▶ **Required actions**
(a) Reproduce the part of the problem-solving text below between "Any given problem" and "(Miyake et al.", inclusive.
(b) List the three facets of problem solving skills named in the problem-solving text below.
(c) Condense the paragraph of the problem-solving text below that begins "Recent research suggests" into a short bulleted list that keeps its main facts.

▶ **Provided text**
»»

Recent research suggests that problem solving skills involve three facets: rule identification, rule 
knowledge, and rule application (Westenberg et al. 2012; Schweizer et al. 2013). Rules in problem solving 
refer to the pattern of a problem and criteria of how to reach the goal. Because we will be using “stealth 
assessment” in the game (i.e., an unobtrusive and ubiquitous assessment embedded deeply within the game, 
e.g., Shute 2011), we will not be able to directly collect data on students’ rule identification and rule 
knowledge. However, since rule application is the outward expression of one’s rule identification and rule 
knowledge, the measurement of rule application will reflect students’ ability to identify rules and their rule 
knowledge. 

Any given problem in Portal 2 requires the application of either basic rules or rules that require cognitive 
flexibility— i.e., the ability to adjust prior thoughts or beliefs in response to a change in goals (Miyake et al.

««

▶ **Extracted material**
»»

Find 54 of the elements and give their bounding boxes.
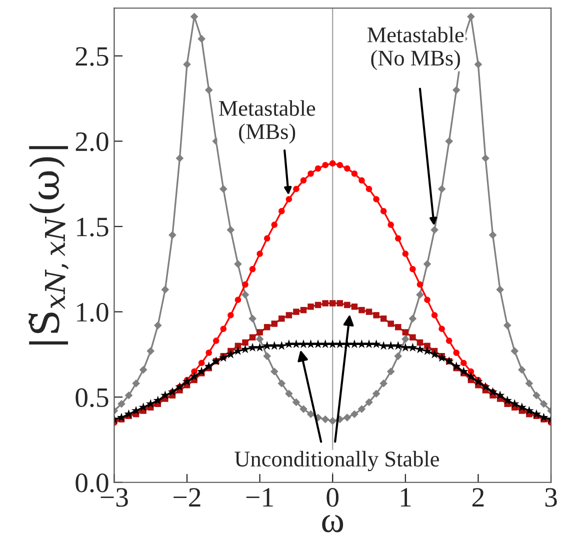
point (286, 196, 292, 202)
y-tick-label: 1.0 (77, 302, 108, 322)
annotation: Metastable (No MBs) (367, 26, 464, 70)
point (366, 186, 372, 192)
point (220, 326, 227, 332)
point (278, 208, 285, 214)
point (351, 170, 358, 177)
point (242, 281, 248, 288)
point (453, 350, 460, 356)
point (228, 312, 234, 318)
point (264, 235, 270, 242)
y-axis-title: |S̃$_{xN,xN}$(ω)| (28, 146, 69, 344)
point (380, 208, 387, 214)
point (460, 360, 467, 366)
point (322, 162, 328, 168)
x-tick-label: 2 (472, 488, 484, 507)
point (424, 296, 430, 303)
x-tick-label: 0 (326, 488, 338, 507)
point (213, 338, 220, 344)
x-tick-label: −1 (246, 488, 273, 507)
point (416, 281, 424, 288)
point (388, 222, 394, 228)
point (198, 360, 205, 366)
point (431, 312, 438, 318)
point (410, 266, 416, 272)
point (395, 235, 402, 242)
point (468, 368, 474, 375)
point (336, 162, 344, 168)
point (358, 177, 365, 184)
y-tick-label: 0.5 (76, 388, 108, 408)
annotation: Unconditionally Stable (234, 450, 439, 472)
x-tick-label: 3 (545, 488, 557, 507)
point (300, 177, 307, 184)
point (249, 266, 256, 272)
point (256, 250, 263, 257)
point (402, 250, 409, 257)
point (308, 170, 314, 177)
point (438, 326, 445, 332)
point (314, 165, 322, 172)
point (206, 350, 212, 356)
point (234, 296, 242, 303)
point (271, 222, 278, 228)
x-axis-title: ω (322, 515, 344, 532)
y-tick-label: 1.5 (77, 218, 108, 237)
y-tick-label: 2.0 (76, 132, 108, 152)
point (344, 165, 350, 172)
point (446, 338, 452, 344)
y-tick-label: 2.5 (76, 47, 108, 66)
point (293, 186, 300, 192)
x-tick-label: −2 (174, 488, 200, 507)
point (373, 196, 380, 202)
annotation: Metastable (MBs) (218, 100, 316, 144)
x-tick-label: 1 (400, 488, 411, 507)
point (329, 160, 336, 166)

««

▶ **Outputs**
(a)
Any given problem in Portal 2 requires the application of either basic rules or rules that require cognitive 
flexibility— i.e., the ability to adjust prior thoughts or beliefs in response to a change in goals (Miyake et al.

(b)
- Rule identification
- Rule knowledge
- Rule application

(c)
- Recent research (Westenberg et al. 2012; Schweizer et al. 2013) suggests that problem solving skills have three facets: rule identification, rule knowledge, and rule application.
- Rules refer to a problem's pattern and the criteria for reaching the goal.
- The game will use stealth assessment, an unobtrusive and ubiquitous assessment embedded deeply within the game (e.g., Shute 2011), so data on students' rule identification and rule knowledge cannot be collected directly.
- Rule application is the outward expression of rule identification and rule knowledge, so measuring it will reflect students' ability to identify rules and their rule knowledge.